OBJECTIVE:
Gather all lines from the material that contain "ouderunit".

(Dataset entries)
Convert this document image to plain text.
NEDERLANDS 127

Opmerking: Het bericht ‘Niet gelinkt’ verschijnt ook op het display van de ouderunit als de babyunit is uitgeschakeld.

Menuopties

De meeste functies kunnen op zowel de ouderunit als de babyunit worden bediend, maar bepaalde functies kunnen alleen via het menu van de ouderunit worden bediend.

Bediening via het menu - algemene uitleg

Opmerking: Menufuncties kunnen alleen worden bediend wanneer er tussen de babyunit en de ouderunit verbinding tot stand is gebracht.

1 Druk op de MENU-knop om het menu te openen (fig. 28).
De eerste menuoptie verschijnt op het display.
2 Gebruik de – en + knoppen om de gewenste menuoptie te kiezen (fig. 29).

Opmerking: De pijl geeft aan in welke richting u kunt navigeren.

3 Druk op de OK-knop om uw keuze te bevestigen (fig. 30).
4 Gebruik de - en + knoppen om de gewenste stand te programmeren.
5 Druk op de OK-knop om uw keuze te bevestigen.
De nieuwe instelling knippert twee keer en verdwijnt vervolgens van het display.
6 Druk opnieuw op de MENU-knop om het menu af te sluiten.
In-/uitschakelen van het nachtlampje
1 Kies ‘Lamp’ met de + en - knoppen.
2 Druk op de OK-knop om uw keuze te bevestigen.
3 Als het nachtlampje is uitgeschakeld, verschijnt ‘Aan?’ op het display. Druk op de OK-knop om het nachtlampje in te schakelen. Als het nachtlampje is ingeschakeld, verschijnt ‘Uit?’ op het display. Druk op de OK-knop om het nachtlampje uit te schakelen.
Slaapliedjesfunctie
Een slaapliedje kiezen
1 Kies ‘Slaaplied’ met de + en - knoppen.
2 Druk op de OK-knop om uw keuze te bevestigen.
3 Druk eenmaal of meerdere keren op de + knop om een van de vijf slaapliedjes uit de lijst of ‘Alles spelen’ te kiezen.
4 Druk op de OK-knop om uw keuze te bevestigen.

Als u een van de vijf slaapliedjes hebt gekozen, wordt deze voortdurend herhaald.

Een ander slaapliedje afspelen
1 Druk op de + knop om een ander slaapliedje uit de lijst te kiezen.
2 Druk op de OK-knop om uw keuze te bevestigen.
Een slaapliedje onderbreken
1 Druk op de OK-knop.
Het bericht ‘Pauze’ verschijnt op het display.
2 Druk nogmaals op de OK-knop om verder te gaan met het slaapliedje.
==
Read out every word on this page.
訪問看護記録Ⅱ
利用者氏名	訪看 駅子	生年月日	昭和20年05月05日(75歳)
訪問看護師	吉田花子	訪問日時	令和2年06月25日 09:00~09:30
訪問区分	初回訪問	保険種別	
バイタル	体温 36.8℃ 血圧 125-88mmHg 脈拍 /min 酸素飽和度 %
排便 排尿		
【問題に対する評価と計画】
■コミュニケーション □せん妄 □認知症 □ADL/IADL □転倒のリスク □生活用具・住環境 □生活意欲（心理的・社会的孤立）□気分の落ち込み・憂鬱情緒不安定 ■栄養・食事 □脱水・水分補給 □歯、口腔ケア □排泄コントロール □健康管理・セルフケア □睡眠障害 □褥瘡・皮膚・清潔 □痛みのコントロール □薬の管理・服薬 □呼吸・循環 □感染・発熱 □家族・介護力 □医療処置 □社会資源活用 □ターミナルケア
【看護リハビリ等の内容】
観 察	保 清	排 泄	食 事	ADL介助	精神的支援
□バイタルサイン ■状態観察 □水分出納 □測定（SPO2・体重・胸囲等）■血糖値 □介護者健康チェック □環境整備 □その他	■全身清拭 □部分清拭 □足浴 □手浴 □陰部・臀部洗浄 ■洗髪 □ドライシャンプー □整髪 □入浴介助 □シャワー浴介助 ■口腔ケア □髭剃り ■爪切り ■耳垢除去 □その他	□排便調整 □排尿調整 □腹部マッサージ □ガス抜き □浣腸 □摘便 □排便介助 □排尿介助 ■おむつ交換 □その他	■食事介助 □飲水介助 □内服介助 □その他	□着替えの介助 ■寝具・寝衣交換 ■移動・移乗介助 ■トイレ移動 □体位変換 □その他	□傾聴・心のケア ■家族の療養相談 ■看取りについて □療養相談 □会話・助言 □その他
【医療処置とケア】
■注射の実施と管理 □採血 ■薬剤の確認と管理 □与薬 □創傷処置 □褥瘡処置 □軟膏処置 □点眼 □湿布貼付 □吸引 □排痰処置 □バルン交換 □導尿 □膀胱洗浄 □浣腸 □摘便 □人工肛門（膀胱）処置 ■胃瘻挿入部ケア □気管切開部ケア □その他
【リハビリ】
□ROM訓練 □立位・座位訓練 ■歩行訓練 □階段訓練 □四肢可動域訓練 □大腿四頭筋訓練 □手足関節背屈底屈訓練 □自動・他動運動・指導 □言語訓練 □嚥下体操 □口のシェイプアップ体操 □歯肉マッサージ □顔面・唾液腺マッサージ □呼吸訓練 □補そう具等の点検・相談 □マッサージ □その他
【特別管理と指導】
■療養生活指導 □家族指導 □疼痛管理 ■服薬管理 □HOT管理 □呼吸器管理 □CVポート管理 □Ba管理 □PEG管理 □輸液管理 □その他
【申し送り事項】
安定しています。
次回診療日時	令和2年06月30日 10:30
...
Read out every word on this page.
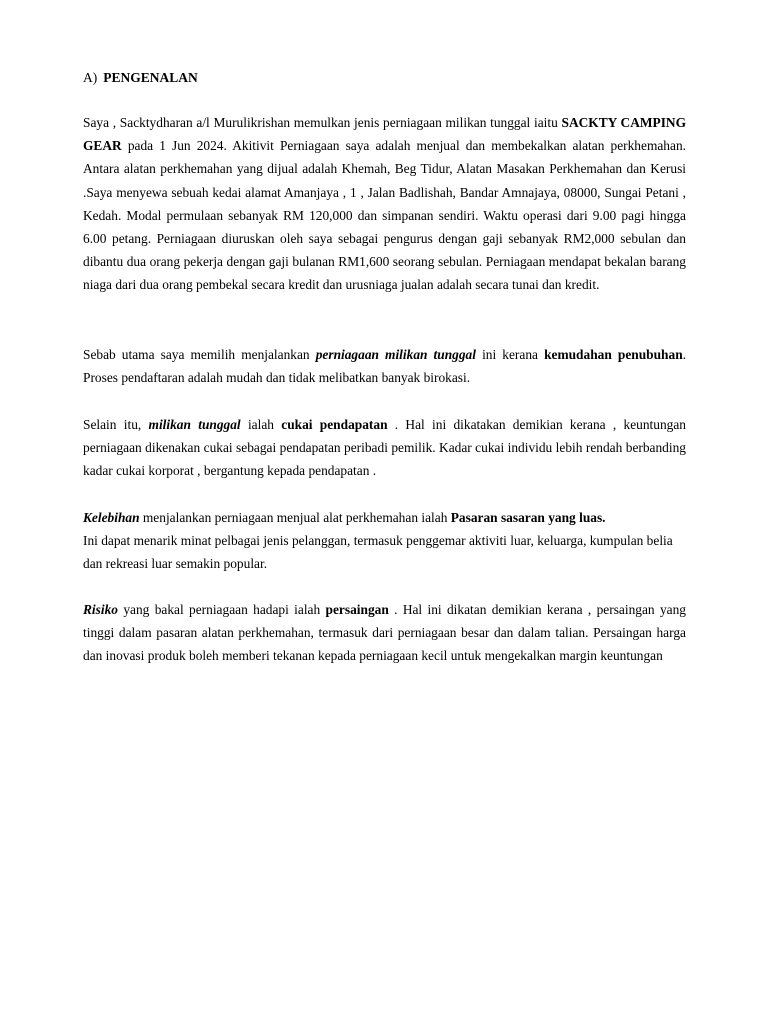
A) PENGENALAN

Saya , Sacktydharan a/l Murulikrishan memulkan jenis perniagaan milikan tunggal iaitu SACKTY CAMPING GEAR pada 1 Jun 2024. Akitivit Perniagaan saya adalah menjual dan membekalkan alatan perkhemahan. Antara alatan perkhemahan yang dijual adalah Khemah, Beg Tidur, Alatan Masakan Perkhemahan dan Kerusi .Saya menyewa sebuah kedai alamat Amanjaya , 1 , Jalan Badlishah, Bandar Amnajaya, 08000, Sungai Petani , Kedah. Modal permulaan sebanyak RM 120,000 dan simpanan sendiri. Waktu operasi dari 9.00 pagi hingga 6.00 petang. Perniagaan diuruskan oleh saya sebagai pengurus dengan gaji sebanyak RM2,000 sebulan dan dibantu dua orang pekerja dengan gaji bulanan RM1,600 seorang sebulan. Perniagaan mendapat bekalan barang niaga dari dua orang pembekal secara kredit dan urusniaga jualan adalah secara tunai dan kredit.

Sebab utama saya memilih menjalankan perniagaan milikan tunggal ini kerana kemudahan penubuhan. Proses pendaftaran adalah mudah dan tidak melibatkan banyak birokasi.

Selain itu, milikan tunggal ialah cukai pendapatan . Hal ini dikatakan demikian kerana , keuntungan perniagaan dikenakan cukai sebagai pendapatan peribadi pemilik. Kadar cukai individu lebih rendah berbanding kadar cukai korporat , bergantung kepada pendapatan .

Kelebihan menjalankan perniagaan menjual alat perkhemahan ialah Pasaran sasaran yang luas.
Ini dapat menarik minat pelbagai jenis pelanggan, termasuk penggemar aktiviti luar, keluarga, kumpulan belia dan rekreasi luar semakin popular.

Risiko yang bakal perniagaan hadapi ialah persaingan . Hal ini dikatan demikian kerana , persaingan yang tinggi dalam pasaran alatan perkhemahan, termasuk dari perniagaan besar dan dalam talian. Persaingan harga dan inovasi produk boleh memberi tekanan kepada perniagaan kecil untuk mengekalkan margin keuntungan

REPLY:
Opmerking: Het bericht ‘Niet gelinkt’ verschijnt ook op het display van de ouderunit als de babyunit is uitgeschakeld.
De meeste functies kunnen op zowel de ouderunit als de babyunit worden bediend, maar bepaalde functies kunnen alleen via het menu van de ouderunit worden bediend.
Opmerking: Menufuncties kunnen alleen worden bediend wanneer er tussen de babyunit en de ouderunit verbinding tot stand is gebracht.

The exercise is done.